Supplied material

##############################

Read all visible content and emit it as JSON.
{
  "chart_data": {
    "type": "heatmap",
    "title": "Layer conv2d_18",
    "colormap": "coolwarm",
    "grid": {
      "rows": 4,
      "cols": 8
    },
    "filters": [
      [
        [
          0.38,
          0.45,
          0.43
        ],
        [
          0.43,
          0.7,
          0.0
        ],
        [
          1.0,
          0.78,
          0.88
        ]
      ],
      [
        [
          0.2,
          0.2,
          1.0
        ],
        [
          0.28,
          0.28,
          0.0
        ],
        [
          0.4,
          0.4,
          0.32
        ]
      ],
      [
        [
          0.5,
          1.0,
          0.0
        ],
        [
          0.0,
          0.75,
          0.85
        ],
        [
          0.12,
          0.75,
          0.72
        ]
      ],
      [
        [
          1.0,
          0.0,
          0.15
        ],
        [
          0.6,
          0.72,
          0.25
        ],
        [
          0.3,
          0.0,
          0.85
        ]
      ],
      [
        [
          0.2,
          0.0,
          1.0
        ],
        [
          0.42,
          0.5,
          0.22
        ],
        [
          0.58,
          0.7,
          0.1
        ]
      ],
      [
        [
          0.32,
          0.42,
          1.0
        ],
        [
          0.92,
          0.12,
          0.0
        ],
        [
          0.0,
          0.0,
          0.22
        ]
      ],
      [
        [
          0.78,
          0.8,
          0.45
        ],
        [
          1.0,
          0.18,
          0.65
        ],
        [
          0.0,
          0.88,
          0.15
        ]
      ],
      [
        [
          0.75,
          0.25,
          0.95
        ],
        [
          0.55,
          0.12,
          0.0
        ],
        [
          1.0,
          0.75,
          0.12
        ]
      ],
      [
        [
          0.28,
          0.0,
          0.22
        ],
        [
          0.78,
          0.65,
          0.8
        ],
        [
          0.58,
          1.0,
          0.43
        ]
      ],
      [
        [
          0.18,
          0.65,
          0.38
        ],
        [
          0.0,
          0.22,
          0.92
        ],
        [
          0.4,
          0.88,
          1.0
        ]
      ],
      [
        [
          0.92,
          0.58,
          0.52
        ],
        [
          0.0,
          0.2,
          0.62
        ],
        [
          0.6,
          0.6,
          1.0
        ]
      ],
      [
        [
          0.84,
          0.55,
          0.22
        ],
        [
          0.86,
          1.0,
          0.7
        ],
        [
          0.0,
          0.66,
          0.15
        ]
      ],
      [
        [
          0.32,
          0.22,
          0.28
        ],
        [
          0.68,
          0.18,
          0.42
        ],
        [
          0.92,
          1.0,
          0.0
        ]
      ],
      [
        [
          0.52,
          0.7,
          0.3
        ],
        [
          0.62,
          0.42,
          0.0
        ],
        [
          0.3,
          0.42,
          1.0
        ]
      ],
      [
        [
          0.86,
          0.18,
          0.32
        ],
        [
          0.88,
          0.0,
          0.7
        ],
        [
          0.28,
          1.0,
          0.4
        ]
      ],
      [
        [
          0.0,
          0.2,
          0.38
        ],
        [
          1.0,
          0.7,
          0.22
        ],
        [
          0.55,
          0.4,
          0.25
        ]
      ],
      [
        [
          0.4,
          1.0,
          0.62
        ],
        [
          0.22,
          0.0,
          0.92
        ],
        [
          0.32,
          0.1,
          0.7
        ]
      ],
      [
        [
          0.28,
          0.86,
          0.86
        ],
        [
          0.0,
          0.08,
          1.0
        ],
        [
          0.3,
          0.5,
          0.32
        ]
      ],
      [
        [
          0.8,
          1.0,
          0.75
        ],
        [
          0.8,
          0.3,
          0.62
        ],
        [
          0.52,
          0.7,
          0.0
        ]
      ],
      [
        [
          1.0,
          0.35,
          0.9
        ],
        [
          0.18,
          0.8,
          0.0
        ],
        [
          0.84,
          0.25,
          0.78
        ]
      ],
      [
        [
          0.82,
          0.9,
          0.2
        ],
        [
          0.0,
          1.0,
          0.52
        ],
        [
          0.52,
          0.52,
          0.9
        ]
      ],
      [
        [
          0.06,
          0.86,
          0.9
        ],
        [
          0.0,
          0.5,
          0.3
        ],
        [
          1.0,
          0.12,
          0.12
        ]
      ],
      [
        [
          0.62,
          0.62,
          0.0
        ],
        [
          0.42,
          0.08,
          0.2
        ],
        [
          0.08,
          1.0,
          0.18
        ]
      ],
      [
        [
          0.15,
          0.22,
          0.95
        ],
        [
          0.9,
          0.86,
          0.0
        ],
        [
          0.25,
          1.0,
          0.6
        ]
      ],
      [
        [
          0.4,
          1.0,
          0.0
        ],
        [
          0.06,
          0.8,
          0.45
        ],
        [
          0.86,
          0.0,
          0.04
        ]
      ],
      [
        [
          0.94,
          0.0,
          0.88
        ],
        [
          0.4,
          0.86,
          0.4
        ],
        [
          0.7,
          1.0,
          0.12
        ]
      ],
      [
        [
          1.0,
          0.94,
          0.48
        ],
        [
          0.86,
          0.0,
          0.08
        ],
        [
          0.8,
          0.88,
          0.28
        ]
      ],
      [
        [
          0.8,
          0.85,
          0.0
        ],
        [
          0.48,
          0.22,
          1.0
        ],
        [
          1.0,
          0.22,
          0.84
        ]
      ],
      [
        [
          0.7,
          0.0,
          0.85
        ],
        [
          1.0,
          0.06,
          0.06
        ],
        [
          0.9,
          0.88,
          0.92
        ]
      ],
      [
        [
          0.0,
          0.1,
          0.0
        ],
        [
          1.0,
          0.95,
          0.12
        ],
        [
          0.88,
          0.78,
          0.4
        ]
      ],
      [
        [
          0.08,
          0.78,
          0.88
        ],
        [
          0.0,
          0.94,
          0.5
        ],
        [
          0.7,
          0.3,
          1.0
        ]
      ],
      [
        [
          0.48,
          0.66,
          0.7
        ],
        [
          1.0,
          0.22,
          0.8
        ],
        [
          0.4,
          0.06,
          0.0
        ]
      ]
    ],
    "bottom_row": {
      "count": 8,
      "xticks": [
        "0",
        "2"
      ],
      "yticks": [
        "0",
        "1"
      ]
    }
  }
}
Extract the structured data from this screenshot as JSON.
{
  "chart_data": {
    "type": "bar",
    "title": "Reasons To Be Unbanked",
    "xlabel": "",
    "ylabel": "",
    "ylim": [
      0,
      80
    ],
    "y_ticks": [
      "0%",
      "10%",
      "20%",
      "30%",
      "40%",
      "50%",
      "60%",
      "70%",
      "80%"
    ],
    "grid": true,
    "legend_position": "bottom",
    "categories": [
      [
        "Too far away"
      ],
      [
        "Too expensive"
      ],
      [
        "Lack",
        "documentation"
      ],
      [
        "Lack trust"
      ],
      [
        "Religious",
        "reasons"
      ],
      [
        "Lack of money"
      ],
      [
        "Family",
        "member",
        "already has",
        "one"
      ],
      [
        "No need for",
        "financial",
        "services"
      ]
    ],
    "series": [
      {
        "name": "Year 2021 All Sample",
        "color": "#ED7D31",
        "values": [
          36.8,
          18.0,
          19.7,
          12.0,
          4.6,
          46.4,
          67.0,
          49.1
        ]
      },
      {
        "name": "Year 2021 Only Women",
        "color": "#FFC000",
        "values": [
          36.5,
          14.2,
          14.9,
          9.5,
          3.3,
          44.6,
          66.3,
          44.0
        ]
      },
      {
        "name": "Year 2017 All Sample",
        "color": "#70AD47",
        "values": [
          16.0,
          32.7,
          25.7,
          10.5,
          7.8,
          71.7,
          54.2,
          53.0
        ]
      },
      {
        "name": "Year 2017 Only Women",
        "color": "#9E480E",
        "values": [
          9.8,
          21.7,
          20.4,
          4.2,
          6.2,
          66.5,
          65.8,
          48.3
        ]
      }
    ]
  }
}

##############################

Directions for this task
Please quote the records above exactly, without skipping a line.

The output
Read all visible content and emit it as JSON.
{
  "chart_data": {
    "type": "heatmap",
    "title": "Layer conv2d_18",
    "colormap": "coolwarm",
    "grid": {
      "rows": 4,
      "cols": 8
    },
    "filters": [
      [
        [
          0.38,
          0.45,
          0.43
        ],
        [
          0.43,
          0.7,
          0.0
        ],
        [
          1.0,
          0.78,
          0.88
        ]
      ],
      [
        [
          0.2,
          0.2,
          1.0
        ],
        [
          0.28,
          0.28,
          0.0
        ],
        [
          0.4,
          0.4,
          0.32
        ]
      ],
      [
        [
          0.5,
          1.0,
          0.0
        ],
        [
          0.0,
          0.75,
          0.85
        ],
        [
          0.12,
          0.75,
          0.72
        ]
      ],
      [
        [
          1.0,
          0.0,
          0.15
        ],
        [
          0.6,
          0.72,
          0.25
        ],
        [
          0.3,
          0.0,
          0.85
        ]
      ],
      [
        [
          0.2,
          0.0,
          1.0
        ],
        [
          0.42,
          0.5,
          0.22
        ],
        [
          0.58,
          0.7,
          0.1
        ]
      ],
      [
        [
          0.32,
          0.42,
          1.0
        ],
        [
          0.92,
          0.12,
          0.0
        ],
        [
          0.0,
          0.0,
          0.22
        ]
      ],
      [
        [
          0.78,
          0.8,
          0.45
        ],
        [
          1.0,
          0.18,
          0.65
        ],
        [
          0.0,
          0.88,
          0.15
        ]
      ],
      [
        [
          0.75,
          0.25,
          0.95
        ],
        [
          0.55,
          0.12,
          0.0
        ],
        [
          1.0,
          0.75,
          0.12
        ]
      ],
      [
        [
          0.28,
          0.0,
          0.22
        ],
        [
          0.78,
          0.65,
          0.8
        ],
        [
          0.58,
          1.0,
          0.43
        ]
      ],
      [
        [
          0.18,
          0.65,
          0.38
        ],
        [
          0.0,
          0.22,
          0.92
        ],
        [
          0.4,
          0.88,
          1.0
        ]
      ],
      [
        [
          0.92,
          0.58,
          0.52
        ],
        [
          0.0,
          0.2,
          0.62
        ],
        [
          0.6,
          0.6,
          1.0
        ]
      ],
      [
        [
          0.84,
          0.55,
          0.22
        ],
        [
          0.86,
          1.0,
          0.7
        ],
        [
          0.0,
          0.66,
          0.15
        ]
      ],
      [
        [
          0.32,
          0.22,
          0.28
        ],
        [
          0.68,
          0.18,
          0.42
        ],
        [
          0.92,
          1.0,
          0.0
        ]
      ],
      [
        [
          0.52,
          0.7,
          0.3
        ],
        [
          0.62,
          0.42,
          0.0
        ],
        [
          0.3,
          0.42,
          1.0
        ]
      ],
      [
        [
          0.86,
          0.18,
          0.32
        ],
        [
          0.88,
          0.0,
          0.7
        ],
        [
          0.28,
          1.0,
          0.4
        ]
      ],
      [
        [
          0.0,
          0.2,
          0.38
        ],
        [
          1.0,
          0.7,
          0.22
        ],
        [
          0.55,
          0.4,
          0.25
        ]
      ],
      [
        [
          0.4,
          1.0,
          0.62
        ],
        [
          0.22,
          0.0,
          0.92
        ],
        [
          0.32,
          0.1,
          0.7
        ]
      ],
      [
        [
          0.28,
          0.86,
          0.86
        ],
        [
          0.0,
          0.08,
          1.0
        ],
        [
          0.3,
          0.5,
          0.32
        ]
      ],
      [
        [
          0.8,
          1.0,
          0.75
        ],
        [
          0.8,
          0.3,
          0.62
        ],
        [
          0.52,
          0.7,
          0.0
        ]
      ],
      [
        [
          1.0,
          0.35,
          0.9
        ],
        [
          0.18,
          0.8,
          0.0
        ],
        [
          0.84,
          0.25,
          0.78
        ]
      ],
      [
        [
          0.82,
          0.9,
          0.2
        ],
        [
          0.0,
          1.0,
          0.52
        ],
        [
          0.52,
          0.52,
          0.9
        ]
      ],
      [
        [
          0.06,
          0.86,
          0.9
        ],
        [
          0.0,
          0.5,
          0.3
        ],
        [
          1.0,
          0.12,
          0.12
        ]
      ],
      [
        [
          0.62,
          0.62,
          0.0
        ],
        [
          0.42,
          0.08,
          0.2
        ],
        [
          0.08,
          1.0,
          0.18
        ]
      ],
      [
        [
          0.15,
          0.22,
          0.95
        ],
        [
          0.9,
          0.86,
          0.0
        ],
        [
          0.25,
          1.0,
          0.6
        ]
      ],
      [
        [
          0.4,
          1.0,
          0.0
        ],
        [
          0.06,
          0.8,
          0.45
        ],
        [
          0.86,
          0.0,
          0.04
        ]
      ],
      [
        [
          0.94,
          0.0,
          0.88
        ],
        [
          0.4,
          0.86,
          0.4
        ],
        [
          0.7,
          1.0,
          0.12
        ]
      ],
      [
        [
          1.0,
          0.94,
          0.48
        ],
        [
          0.86,
          0.0,
          0.08
        ],
        [
          0.8,
          0.88,
          0.28
        ]
      ],
      [
        [
          0.8,
          0.85,
          0.0
        ],
        [
          0.48,
          0.22,
          1.0
        ],
        [
          1.0,
          0.22,
          0.84
        ]
      ],
      [
        [
          0.7,
          0.0,
          0.85
        ],
        [
          1.0,
          0.06,
          0.06
        ],
        [
          0.9,
          0.88,
          0.92
        ]
      ],
      [
        [
          0.0,
          0.1,
          0.0
        ],
        [
          1.0,
          0.95,
          0.12
        ],
        [
          0.88,
          0.78,
          0.4
        ]
      ],
      [
        [
          0.08,
          0.78,
          0.88
        ],
        [
          0.0,
          0.94,
          0.5
        ],
        [
          0.7,
          0.3,
          1.0
        ]
      ],
      [
        [
          0.48,
          0.66,
          0.7
        ],
        [
          1.0,
          0.22,
          0.8
        ],
        [
          0.4,
          0.06,
          0.0
        ]
      ]
    ],
    "bottom_row": {
      "count": 8,
      "xticks": [
        "0",
        "2"
      ],
      "yticks": [
        "0",
        "1"
      ]
    }
  }
}
Extract the structured data from this screenshot as JSON.
{
  "chart_data": {
    "type": "bar",
    "title": "Reasons To Be Unbanked",
    "xlabel": "",
    "ylabel": "",
    "ylim": [
      0,
      80
    ],
    "y_ticks": [
      "0%",
      "10%",
      "20%",
      "30%",
      "40%",
      "50%",
      "60%",
      "70%",
      "80%"
    ],
    "grid": true,
    "legend_position": "bottom",
    "categories": [
      [
        "Too far away"
      ],
      [
        "Too expensive"
      ],
      [
        "Lack",
        "documentation"
      ],
      [
        "Lack trust"
      ],
      [
        "Religious",
        "reasons"
      ],
      [
        "Lack of money"
      ],
      [
        "Family",
        "member",
        "already has",
        "one"
      ],
      [
        "No need for",
        "financial",
        "services"
      ]
    ],
    "series": [
      {
        "name": "Year 2021 All Sample",
        "color": "#ED7D31",
        "values": [
          36.8,
          18.0,
          19.7,
          12.0,
          4.6,
          46.4,
          67.0,
          49.1
        ]
      },
      {
        "name": "Year 2021 Only Women",
        "color": "#FFC000",
        "values": [
          36.5,
          14.2,
          14.9,
          9.5,
          3.3,
          44.6,
          66.3,
          44.0
        ]
      },
      {
        "name": "Year 2017 All Sample",
        "color": "#70AD47",
        "values": [
          16.0,
          32.7,
          25.7,
          10.5,
          7.8,
          71.7,
          54.2,
          53.0
        ]
      },
      {
        "name": "Year 2017 Only Women",
        "color": "#9E480E",
        "values": [
          9.8,
          21.7,
          20.4,
          4.2,
          6.2,
          66.5,
          65.8,
          48.3
        ]
      }
    ]
  }
}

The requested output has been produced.